§ **Goal**
Go through the listing and copy every line word for word.

§ **Data listing**
--- BEGIN ---

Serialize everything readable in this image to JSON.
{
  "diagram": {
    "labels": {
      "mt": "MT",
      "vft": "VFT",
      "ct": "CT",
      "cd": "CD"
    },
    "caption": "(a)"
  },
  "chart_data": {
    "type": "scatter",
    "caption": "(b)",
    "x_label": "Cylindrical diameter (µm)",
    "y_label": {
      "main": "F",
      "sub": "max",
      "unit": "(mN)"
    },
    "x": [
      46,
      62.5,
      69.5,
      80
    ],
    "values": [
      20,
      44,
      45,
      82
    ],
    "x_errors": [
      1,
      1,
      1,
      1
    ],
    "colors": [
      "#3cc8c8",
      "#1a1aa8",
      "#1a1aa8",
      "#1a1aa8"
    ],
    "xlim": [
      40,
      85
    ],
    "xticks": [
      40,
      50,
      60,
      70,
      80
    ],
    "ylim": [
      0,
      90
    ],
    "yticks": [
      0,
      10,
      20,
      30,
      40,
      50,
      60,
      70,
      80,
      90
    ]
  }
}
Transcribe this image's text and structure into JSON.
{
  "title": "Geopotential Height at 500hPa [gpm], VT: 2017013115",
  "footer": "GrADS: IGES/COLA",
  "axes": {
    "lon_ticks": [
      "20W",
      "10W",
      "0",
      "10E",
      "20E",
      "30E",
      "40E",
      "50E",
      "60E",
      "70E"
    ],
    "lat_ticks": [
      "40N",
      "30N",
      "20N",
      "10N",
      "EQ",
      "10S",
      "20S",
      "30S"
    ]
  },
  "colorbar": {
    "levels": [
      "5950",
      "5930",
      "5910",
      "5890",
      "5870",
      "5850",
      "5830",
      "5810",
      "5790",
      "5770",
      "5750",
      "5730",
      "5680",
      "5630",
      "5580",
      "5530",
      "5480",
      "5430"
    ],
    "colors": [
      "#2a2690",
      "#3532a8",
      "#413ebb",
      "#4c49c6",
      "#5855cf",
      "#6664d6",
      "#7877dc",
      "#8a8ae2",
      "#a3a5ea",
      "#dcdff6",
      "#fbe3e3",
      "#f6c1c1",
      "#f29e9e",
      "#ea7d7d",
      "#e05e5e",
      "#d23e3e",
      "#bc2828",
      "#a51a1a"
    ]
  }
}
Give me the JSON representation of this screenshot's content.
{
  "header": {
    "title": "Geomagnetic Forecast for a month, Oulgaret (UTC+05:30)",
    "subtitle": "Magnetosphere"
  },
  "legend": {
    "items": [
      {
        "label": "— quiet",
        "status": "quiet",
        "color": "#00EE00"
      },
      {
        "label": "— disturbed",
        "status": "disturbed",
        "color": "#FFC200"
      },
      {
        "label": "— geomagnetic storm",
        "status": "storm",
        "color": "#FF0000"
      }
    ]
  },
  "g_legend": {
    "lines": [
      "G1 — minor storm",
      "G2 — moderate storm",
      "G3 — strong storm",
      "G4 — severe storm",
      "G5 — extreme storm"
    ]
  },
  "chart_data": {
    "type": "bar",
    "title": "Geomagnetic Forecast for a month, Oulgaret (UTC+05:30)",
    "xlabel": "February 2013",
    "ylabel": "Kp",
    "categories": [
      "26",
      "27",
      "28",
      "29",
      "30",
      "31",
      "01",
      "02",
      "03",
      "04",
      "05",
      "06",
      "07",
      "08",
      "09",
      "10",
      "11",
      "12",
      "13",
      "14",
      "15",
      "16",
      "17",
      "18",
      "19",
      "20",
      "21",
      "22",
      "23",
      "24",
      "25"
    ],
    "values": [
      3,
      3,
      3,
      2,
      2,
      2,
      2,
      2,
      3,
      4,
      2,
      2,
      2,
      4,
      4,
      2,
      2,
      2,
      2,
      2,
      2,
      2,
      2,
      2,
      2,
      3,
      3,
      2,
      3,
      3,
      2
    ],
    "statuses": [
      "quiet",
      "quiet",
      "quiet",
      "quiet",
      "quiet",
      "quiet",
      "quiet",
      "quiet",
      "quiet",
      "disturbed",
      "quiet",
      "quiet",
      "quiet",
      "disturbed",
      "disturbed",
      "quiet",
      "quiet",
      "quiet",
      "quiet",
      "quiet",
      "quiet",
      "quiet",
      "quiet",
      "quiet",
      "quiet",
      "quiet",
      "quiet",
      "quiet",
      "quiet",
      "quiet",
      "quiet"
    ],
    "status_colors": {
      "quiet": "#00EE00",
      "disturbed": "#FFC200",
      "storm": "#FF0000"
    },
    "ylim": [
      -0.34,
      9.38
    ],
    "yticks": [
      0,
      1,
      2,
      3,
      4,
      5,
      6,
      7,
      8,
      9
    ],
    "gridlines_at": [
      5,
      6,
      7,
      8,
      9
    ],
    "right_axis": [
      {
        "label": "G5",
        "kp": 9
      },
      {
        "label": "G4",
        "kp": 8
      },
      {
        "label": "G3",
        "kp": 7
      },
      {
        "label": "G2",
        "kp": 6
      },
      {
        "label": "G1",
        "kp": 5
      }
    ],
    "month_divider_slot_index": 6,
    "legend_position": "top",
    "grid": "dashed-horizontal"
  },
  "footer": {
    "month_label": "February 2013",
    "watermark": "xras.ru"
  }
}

--- END ---

§ **Solved exercise**
Serialize everything readable in this image to JSON.
{
  "diagram": {
    "labels": {
      "mt": "MT",
      "vft": "VFT",
      "ct": "CT",
      "cd": "CD"
    },
    "caption": "(a)"
  },
  "chart_data": {
    "type": "scatter",
    "caption": "(b)",
    "x_label": "Cylindrical diameter (µm)",
    "y_label": {
      "main": "F",
      "sub": "max",
      "unit": "(mN)"
    },
    "x": [
      46,
      62.5,
      69.5,
      80
    ],
    "values": [
      20,
      44,
      45,
      82
    ],
    "x_errors": [
      1,
      1,
      1,
      1
    ],
    "colors": [
      "#3cc8c8",
      "#1a1aa8",
      "#1a1aa8",
      "#1a1aa8"
    ],
    "xlim": [
      40,
      85
    ],
    "xticks": [
      40,
      50,
      60,
      70,
      80
    ],
    "ylim": [
      0,
      90
    ],
    "yticks": [
      0,
      10,
      20,
      30,
      40,
      50,
      60,
      70,
      80,
      90
    ]
  }
}
Transcribe this image's text and structure into JSON.
{
  "title": "Geopotential Height at 500hPa [gpm], VT: 2017013115",
  "footer": "GrADS: IGES/COLA",
  "axes": {
    "lon_ticks": [
      "20W",
      "10W",
      "0",
      "10E",
      "20E",
      "30E",
      "40E",
      "50E",
      "60E",
      "70E"
    ],
    "lat_ticks": [
      "40N",
      "30N",
      "20N",
      "10N",
      "EQ",
      "10S",
      "20S",
      "30S"
    ]
  },
  "colorbar": {
    "levels": [
      "5950",
      "5930",
      "5910",
      "5890",
      "5870",
      "5850",
      "5830",
      "5810",
      "5790",
      "5770",
      "5750",
      "5730",
      "5680",
      "5630",
      "5580",
      "5530",
      "5480",
      "5430"
    ],
    "colors": [
      "#2a2690",
      "#3532a8",
      "#413ebb",
      "#4c49c6",
      "#5855cf",
      "#6664d6",
      "#7877dc",
      "#8a8ae2",
      "#a3a5ea",
      "#dcdff6",
      "#fbe3e3",
      "#f6c1c1",
      "#f29e9e",
      "#ea7d7d",
      "#e05e5e",
      "#d23e3e",
      "#bc2828",
      "#a51a1a"
    ]
  }
}
Give me the JSON representation of this screenshot's content.
{
  "header": {
    "title": "Geomagnetic Forecast for a month, Oulgaret (UTC+05:30)",
    "subtitle": "Magnetosphere"
  },
  "legend": {
    "items": [
      {
        "label": "— quiet",
        "status": "quiet",
        "color": "#00EE00"
      },
      {
        "label": "— disturbed",
        "status": "disturbed",
        "color": "#FFC200"
      },
      {
        "label": "— geomagnetic storm",
        "status": "storm",
        "color": "#FF0000"
      }
    ]
  },
  "g_legend": {
    "lines": [
      "G1 — minor storm",
      "G2 — moderate storm",
      "G3 — strong storm",
      "G4 — severe storm",
      "G5 — extreme storm"
    ]
  },
  "chart_data": {
    "type": "bar",
    "title": "Geomagnetic Forecast for a month, Oulgaret (UTC+05:30)",
    "xlabel": "February 2013",
    "ylabel": "Kp",
    "categories": [
      "26",
      "27",
      "28",
      "29",
      "30",
      "31",
      "01",
      "02",
      "03",
      "04",
      "05",
      "06",
      "07",
      "08",
      "09",
      "10",
      "11",
      "12",
      "13",
      "14",
      "15",
      "16",
      "17",
      "18",
      "19",
      "20",
      "21",
      "22",
      "23",
      "24",
      "25"
    ],
    "values": [
      3,
      3,
      3,
      2,
      2,
      2,
      2,
      2,
      3,
      4,
      2,
      2,
      2,
      4,
      4,
      2,
      2,
      2,
      2,
      2,
      2,
      2,
      2,
      2,
      2,
      3,
      3,
      2,
      3,
      3,
      2
    ],
    "statuses": [
      "quiet",
      "quiet",
      "quiet",
      "quiet",
      "quiet",
      "quiet",
      "quiet",
      "quiet",
      "quiet",
      "disturbed",
      "quiet",
      "quiet",
      "quiet",
      "disturbed",
      "disturbed",
      "quiet",
      "quiet",
      "quiet",
      "quiet",
      "quiet",
      "quiet",
      "quiet",
      "quiet",
      "quiet",
      "quiet",
      "quiet",
      "quiet",
      "quiet",
      "quiet",
      "quiet",
      "quiet"
    ],
    "status_colors": {
      "quiet": "#00EE00",
      "disturbed": "#FFC200",
      "storm": "#FF0000"
    },
    "ylim": [
      -0.34,
      9.38
    ],
    "yticks": [
      0,
      1,
      2,
      3,
      4,
      5,
      6,
      7,
      8,
      9
    ],
    "gridlines_at": [
      5,
      6,
      7,
      8,
      9
    ],
    "right_axis": [
      {
        "label": "G5",
        "kp": 9
      },
      {
        "label": "G4",
        "kp": 8
      },
      {
        "label": "G3",
        "kp": 7
      },
      {
        "label": "G2",
        "kp": 6
      },
      {
        "label": "G1",
        "kp": 5
      }
    ],
    "month_divider_slot_index": 6,
    "legend_position": "top",
    "grid": "dashed-horizontal"
  },
  "footer": {
    "month_label": "February 2013",
    "watermark": "xras.ru"
  }
}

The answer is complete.